Work to be completed: The reply must return each line of the data exactly.

Listed entries:
^^^^^^^^^^^^^^^^
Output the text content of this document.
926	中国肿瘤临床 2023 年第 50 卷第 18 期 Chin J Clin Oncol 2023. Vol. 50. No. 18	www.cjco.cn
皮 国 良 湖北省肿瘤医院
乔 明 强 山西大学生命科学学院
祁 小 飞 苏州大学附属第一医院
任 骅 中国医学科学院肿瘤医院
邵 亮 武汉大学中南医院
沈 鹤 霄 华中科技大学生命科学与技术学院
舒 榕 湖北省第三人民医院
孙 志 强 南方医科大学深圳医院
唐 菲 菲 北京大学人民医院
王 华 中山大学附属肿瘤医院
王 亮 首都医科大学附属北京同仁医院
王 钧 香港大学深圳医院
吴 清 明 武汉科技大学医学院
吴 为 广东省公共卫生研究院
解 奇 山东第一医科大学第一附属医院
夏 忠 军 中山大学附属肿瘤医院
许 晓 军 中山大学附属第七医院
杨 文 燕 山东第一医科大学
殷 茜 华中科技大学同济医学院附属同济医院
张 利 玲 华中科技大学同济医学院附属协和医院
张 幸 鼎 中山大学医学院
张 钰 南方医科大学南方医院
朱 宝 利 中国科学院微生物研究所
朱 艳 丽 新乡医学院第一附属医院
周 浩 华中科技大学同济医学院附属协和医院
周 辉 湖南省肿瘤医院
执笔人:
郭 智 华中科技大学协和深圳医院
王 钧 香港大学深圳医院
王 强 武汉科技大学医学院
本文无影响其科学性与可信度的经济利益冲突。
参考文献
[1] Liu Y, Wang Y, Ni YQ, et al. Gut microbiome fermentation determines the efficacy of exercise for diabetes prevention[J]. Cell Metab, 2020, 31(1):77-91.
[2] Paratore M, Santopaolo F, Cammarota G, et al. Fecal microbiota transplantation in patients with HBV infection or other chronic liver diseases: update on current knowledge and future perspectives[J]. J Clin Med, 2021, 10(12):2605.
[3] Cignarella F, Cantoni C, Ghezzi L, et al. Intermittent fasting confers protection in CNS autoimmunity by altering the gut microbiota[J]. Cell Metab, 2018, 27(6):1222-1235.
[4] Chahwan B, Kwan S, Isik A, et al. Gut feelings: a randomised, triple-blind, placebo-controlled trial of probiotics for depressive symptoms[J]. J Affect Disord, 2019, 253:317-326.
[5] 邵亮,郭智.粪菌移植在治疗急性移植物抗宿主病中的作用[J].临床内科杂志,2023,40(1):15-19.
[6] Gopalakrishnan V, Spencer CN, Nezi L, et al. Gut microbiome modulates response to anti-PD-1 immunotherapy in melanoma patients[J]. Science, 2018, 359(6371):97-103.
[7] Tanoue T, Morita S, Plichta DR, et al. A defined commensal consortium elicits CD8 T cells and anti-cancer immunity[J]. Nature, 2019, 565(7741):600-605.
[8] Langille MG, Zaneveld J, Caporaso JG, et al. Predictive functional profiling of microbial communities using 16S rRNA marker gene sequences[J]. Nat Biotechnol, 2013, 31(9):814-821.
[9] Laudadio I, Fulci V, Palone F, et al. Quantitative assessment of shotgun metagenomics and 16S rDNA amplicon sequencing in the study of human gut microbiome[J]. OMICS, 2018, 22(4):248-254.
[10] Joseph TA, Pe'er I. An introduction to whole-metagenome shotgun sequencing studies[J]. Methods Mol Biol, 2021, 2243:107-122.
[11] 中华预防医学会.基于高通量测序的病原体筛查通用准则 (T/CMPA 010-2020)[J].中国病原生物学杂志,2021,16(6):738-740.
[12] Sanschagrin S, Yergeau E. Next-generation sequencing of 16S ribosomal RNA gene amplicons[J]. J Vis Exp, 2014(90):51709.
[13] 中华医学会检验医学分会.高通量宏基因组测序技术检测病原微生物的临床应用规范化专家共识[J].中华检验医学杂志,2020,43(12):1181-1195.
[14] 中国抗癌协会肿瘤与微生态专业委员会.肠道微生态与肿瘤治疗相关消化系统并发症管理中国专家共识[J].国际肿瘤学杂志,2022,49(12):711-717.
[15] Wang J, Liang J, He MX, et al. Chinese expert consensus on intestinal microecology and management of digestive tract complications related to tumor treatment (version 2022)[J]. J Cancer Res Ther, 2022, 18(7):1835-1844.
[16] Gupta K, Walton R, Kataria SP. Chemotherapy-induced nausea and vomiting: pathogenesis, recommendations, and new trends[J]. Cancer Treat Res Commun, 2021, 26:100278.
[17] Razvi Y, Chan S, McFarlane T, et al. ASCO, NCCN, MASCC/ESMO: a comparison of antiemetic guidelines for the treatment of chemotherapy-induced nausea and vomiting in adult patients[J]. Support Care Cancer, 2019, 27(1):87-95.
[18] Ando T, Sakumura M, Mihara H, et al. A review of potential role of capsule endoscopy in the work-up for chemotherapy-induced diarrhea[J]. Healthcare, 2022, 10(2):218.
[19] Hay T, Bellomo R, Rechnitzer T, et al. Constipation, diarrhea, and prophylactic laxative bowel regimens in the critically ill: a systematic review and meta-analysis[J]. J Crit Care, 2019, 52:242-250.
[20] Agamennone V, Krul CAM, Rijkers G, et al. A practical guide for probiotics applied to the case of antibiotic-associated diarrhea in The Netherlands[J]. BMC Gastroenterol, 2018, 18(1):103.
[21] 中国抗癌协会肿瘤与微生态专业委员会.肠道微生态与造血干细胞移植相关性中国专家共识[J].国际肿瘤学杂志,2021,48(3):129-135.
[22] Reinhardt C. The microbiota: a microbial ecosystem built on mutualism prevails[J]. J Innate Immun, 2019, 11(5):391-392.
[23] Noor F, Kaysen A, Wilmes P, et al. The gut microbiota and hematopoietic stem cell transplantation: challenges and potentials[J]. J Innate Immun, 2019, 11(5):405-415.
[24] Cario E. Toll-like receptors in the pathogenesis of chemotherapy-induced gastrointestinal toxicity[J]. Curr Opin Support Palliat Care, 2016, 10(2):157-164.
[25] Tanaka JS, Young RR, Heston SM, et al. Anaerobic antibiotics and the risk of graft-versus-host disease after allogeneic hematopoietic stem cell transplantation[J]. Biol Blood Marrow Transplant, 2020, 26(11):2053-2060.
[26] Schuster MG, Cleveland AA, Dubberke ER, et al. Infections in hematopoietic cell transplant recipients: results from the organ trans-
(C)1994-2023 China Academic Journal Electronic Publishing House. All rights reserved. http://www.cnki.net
^^^^^^^^^^^^^^^^
Response below:
Output the text content of this document.
926	中国肿瘤临床 2023 年第 50 卷第 18 期 Chin J Clin Oncol 2023. Vol. 50. No. 18	www.cjco.cn
皮 国 良 湖北省肿瘤医院
乔 明 强 山西大学生命科学学院
祁 小 飞 苏州大学附属第一医院
任 骅 中国医学科学院肿瘤医院
邵 亮 武汉大学中南医院
沈 鹤 霄 华中科技大学生命科学与技术学院
舒 榕 湖北省第三人民医院
孙 志 强 南方医科大学深圳医院
唐 菲 菲 北京大学人民医院
王 华 中山大学附属肿瘤医院
王 亮 首都医科大学附属北京同仁医院
王 钧 香港大学深圳医院
吴 清 明 武汉科技大学医学院
吴 为 广东省公共卫生研究院
解 奇 山东第一医科大学第一附属医院
夏 忠 军 中山大学附属肿瘤医院
许 晓 军 中山大学附属第七医院
杨 文 燕 山东第一医科大学
殷 茜 华中科技大学同济医学院附属同济医院
张 利 玲 华中科技大学同济医学院附属协和医院
张 幸 鼎 中山大学医学院
张 钰 南方医科大学南方医院
朱 宝 利 中国科学院微生物研究所
朱 艳 丽 新乡医学院第一附属医院
周 浩 华中科技大学同济医学院附属协和医院
周 辉 湖南省肿瘤医院
执笔人:
郭 智 华中科技大学协和深圳医院
王 钧 香港大学深圳医院
王 强 武汉科技大学医学院
本文无影响其科学性与可信度的经济利益冲突。
参考文献
[1] Liu Y, Wang Y, Ni YQ, et al. Gut microbiome fermentation determines the efficacy of exercise for diabetes prevention[J]. Cell Metab, 2020, 31(1):77-91.
[2] Paratore M, Santopaolo F, Cammarota G, et al. Fecal microbiota transplantation in patients with HBV infection or other chronic liver diseases: update on current knowledge and future perspectives[J]. J Clin Med, 2021, 10(12):2605.
[3] Cignarella F, Cantoni C, Ghezzi L, et al. Intermittent fasting confers protection in CNS autoimmunity by altering the gut microbiota[J]. Cell Metab, 2018, 27(6):1222-1235.
[4] Chahwan B, Kwan S, Isik A, et al. Gut feelings: a randomised, triple-blind, placebo-controlled trial of probiotics for depressive symptoms[J]. J Affect Disord, 2019, 253:317-326.
[5] 邵亮,郭智.粪菌移植在治疗急性移植物抗宿主病中的作用[J].临床内科杂志,2023,40(1):15-19.
[6] Gopalakrishnan V, Spencer CN, Nezi L, et al. Gut microbiome modulates response to anti-PD-1 immunotherapy in melanoma patients[J]. Science, 2018, 359(6371):97-103.
[7] Tanoue T, Morita S, Plichta DR, et al. A defined commensal consortium elicits CD8 T cells and anti-cancer immunity[J]. Nature, 2019, 565(7741):600-605.
[8] Langille MG, Zaneveld J, Caporaso JG, et al. Predictive functional profiling of microbial communities using 16S rRNA marker gene sequences[J]. Nat Biotechnol, 2013, 31(9):814-821.
[9] Laudadio I, Fulci V, Palone F, et al. Quantitative assessment of shotgun metagenomics and 16S rDNA amplicon sequencing in the study of human gut microbiome[J]. OMICS, 2018, 22(4):248-254.
[10] Joseph TA, Pe'er I. An introduction to whole-metagenome shotgun sequencing studies[J]. Methods Mol Biol, 2021, 2243:107-122.
[11] 中华预防医学会.基于高通量测序的病原体筛查通用准则 (T/CMPA 010-2020)[J].中国病原生物学杂志,2021,16(6):738-740.
[12] Sanschagrin S, Yergeau E. Next-generation sequencing of 16S ribosomal RNA gene amplicons[J]. J Vis Exp, 2014(90):51709.
[13] 中华医学会检验医学分会.高通量宏基因组测序技术检测病原微生物的临床应用规范化专家共识[J].中华检验医学杂志,2020,43(12):1181-1195.
[14] 中国抗癌协会肿瘤与微生态专业委员会.肠道微生态与肿瘤治疗相关消化系统并发症管理中国专家共识[J].国际肿瘤学杂志,2022,49(12):711-717.
[15] Wang J, Liang J, He MX, et al. Chinese expert consensus on intestinal microecology and management of digestive tract complications related to tumor treatment (version 2022)[J]. J Cancer Res Ther, 2022, 18(7):1835-1844.
[16] Gupta K, Walton R, Kataria SP. Chemotherapy-induced nausea and vomiting: pathogenesis, recommendations, and new trends[J]. Cancer Treat Res Commun, 2021, 26:100278.
[17] Razvi Y, Chan S, McFarlane T, et al. ASCO, NCCN, MASCC/ESMO: a comparison of antiemetic guidelines for the treatment of chemotherapy-induced nausea and vomiting in adult patients[J]. Support Care Cancer, 2019, 27(1):87-95.
[18] Ando T, Sakumura M, Mihara H, et al. A review of potential role of capsule endoscopy in the work-up for chemotherapy-induced diarrhea[J]. Healthcare, 2022, 10(2):218.
[19] Hay T, Bellomo R, Rechnitzer T, et al. Constipation, diarrhea, and prophylactic laxative bowel regimens in the critically ill: a systematic review and meta-analysis[J]. J Crit Care, 2019, 52:242-250.
[20] Agamennone V, Krul CAM, Rijkers G, et al. A practical guide for probiotics applied to the case of antibiotic-associated diarrhea in The Netherlands[J]. BMC Gastroenterol, 2018, 18(1):103.
[21] 中国抗癌协会肿瘤与微生态专业委员会.肠道微生态与造血干细胞移植相关性中国专家共识[J].国际肿瘤学杂志,2021,48(3):129-135.
[22] Reinhardt C. The microbiota: a microbial ecosystem built on mutualism prevails[J]. J Innate Immun, 2019, 11(5):391-392.
[23] Noor F, Kaysen A, Wilmes P, et al. The gut microbiota and hematopoietic stem cell transplantation: challenges and potentials[J]. J Innate Immun, 2019, 11(5):405-415.
[24] Cario E. Toll-like receptors in the pathogenesis of chemotherapy-induced gastrointestinal toxicity[J]. Curr Opin Support Palliat Care, 2016, 10(2):157-164.
[25] Tanaka JS, Young RR, Heston SM, et al. Anaerobic antibiotics and the risk of graft-versus-host disease after allogeneic hematopoietic stem cell transplantation[J]. Biol Blood Marrow Transplant, 2020, 26(11):2053-2060.
[26] Schuster MG, Cleveland AA, Dubberke ER, et al. Infections in hematopoietic cell transplant recipients: results from the organ trans-
(C)1994-2023 China Academic Journal Electronic Publishing House. All rights reserved. http://www.cnki.net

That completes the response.